(Aim of the exercise) Identify the lines that contain the string "puis" and copy all of them.
═════ Raw data ═════
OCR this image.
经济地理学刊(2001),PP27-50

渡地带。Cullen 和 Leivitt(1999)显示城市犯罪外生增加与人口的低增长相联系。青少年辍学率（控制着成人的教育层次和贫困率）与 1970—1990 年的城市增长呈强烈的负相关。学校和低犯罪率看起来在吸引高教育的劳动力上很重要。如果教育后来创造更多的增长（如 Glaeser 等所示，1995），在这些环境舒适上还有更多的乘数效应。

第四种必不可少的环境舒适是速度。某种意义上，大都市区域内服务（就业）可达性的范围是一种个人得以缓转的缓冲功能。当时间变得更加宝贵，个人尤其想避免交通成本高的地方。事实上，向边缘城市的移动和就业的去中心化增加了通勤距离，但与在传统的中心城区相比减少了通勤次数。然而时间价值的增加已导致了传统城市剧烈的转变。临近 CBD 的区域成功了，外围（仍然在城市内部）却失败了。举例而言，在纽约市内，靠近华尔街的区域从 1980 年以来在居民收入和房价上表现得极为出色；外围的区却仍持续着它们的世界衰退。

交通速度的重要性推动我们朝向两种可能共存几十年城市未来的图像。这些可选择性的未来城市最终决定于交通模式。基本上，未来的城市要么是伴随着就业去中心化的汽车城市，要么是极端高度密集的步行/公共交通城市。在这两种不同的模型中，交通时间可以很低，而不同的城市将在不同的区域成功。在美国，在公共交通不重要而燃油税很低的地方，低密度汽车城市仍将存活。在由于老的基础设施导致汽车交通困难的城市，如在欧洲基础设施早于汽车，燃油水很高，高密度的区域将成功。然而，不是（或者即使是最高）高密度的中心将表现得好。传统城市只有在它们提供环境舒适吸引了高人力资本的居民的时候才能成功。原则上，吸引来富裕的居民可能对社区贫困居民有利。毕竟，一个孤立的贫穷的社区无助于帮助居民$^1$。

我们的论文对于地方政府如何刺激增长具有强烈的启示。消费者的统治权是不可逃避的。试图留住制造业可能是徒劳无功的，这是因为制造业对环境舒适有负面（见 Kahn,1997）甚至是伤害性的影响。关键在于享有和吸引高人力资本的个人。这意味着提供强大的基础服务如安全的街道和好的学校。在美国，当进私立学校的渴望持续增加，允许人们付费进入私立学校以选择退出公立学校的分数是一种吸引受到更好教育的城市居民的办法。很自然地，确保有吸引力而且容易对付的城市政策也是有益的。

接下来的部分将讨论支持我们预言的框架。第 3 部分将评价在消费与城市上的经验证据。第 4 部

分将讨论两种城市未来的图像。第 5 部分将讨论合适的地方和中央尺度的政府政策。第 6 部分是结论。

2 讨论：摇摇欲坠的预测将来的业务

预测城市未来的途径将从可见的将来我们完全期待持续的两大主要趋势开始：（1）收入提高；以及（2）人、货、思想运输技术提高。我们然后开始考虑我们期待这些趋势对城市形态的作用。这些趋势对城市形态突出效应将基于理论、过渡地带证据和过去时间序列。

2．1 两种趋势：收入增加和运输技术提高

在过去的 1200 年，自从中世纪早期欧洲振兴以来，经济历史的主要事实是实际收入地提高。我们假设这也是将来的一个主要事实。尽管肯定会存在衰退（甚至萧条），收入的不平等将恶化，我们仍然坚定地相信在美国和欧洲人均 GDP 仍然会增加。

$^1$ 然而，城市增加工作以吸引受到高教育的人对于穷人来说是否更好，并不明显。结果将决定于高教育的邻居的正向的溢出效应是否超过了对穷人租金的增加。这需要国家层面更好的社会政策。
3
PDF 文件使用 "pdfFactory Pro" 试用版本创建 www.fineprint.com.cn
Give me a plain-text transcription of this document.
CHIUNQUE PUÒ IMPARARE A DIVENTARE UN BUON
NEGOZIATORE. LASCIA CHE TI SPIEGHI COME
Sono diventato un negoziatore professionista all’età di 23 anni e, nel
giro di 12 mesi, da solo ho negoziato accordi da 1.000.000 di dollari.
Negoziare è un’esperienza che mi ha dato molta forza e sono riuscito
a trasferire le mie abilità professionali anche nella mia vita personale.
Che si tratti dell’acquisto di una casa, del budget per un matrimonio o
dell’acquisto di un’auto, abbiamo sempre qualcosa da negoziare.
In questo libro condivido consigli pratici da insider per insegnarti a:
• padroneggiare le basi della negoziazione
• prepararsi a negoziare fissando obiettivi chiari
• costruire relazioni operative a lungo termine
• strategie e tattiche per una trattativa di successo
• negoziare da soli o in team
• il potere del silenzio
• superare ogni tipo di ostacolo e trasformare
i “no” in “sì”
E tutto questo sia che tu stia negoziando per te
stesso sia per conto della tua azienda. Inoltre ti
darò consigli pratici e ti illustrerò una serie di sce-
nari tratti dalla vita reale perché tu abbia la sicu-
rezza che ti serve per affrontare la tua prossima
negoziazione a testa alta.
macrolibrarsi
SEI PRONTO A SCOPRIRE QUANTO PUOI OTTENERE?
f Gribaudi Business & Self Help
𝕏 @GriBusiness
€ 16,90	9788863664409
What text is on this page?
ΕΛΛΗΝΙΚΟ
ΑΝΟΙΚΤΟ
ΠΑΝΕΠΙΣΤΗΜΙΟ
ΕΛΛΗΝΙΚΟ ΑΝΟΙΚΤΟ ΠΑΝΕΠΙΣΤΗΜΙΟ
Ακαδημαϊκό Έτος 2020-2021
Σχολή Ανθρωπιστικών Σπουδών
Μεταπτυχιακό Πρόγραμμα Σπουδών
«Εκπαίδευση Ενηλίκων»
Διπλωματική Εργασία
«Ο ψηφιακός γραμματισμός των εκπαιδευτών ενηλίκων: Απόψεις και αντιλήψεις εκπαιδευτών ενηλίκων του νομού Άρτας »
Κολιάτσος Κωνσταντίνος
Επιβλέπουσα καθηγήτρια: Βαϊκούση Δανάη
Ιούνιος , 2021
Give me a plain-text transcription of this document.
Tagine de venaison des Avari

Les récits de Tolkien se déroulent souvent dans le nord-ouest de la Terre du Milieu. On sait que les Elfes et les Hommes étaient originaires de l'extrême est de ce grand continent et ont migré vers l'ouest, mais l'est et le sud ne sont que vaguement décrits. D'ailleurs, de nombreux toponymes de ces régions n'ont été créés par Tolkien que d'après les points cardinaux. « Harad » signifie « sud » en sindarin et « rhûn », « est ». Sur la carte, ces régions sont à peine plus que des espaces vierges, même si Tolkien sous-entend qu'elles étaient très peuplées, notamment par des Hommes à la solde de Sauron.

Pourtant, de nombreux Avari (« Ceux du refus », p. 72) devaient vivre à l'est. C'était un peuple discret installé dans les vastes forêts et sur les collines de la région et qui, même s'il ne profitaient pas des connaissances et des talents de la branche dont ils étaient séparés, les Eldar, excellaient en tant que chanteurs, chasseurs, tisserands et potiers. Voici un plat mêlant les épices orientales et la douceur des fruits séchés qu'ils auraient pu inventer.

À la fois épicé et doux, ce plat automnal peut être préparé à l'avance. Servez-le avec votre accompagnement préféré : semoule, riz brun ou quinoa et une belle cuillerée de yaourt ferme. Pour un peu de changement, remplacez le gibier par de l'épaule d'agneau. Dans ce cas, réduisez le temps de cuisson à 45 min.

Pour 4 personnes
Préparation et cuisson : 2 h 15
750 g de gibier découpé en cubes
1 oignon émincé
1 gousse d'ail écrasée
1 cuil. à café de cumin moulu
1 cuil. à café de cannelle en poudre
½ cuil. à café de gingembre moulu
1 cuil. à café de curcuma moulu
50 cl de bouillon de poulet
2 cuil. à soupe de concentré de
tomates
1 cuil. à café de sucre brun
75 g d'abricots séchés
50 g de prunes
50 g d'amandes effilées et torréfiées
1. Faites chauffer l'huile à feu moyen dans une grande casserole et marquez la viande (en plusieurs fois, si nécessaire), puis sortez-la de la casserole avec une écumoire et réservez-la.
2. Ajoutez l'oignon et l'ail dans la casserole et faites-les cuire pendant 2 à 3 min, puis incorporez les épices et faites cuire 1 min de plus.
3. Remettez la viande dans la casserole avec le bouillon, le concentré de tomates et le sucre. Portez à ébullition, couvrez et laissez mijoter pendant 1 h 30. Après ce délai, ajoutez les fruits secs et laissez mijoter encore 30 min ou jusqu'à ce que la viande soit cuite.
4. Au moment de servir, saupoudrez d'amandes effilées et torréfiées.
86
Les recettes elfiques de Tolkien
═════
(Problem solution)
1. Faites chauffer l'huile à feu moyen dans une grande casserole et marquez la viande (en plusieurs fois, si nécessaire), puis sortez-la de la casserole avec une écumoire et réservez-la.
2. Ajoutez l'oignon et l'ail dans la casserole et faites-les cuire pendant 2 à 3 min, puis incorporez les épices et faites cuire 1 min de plus.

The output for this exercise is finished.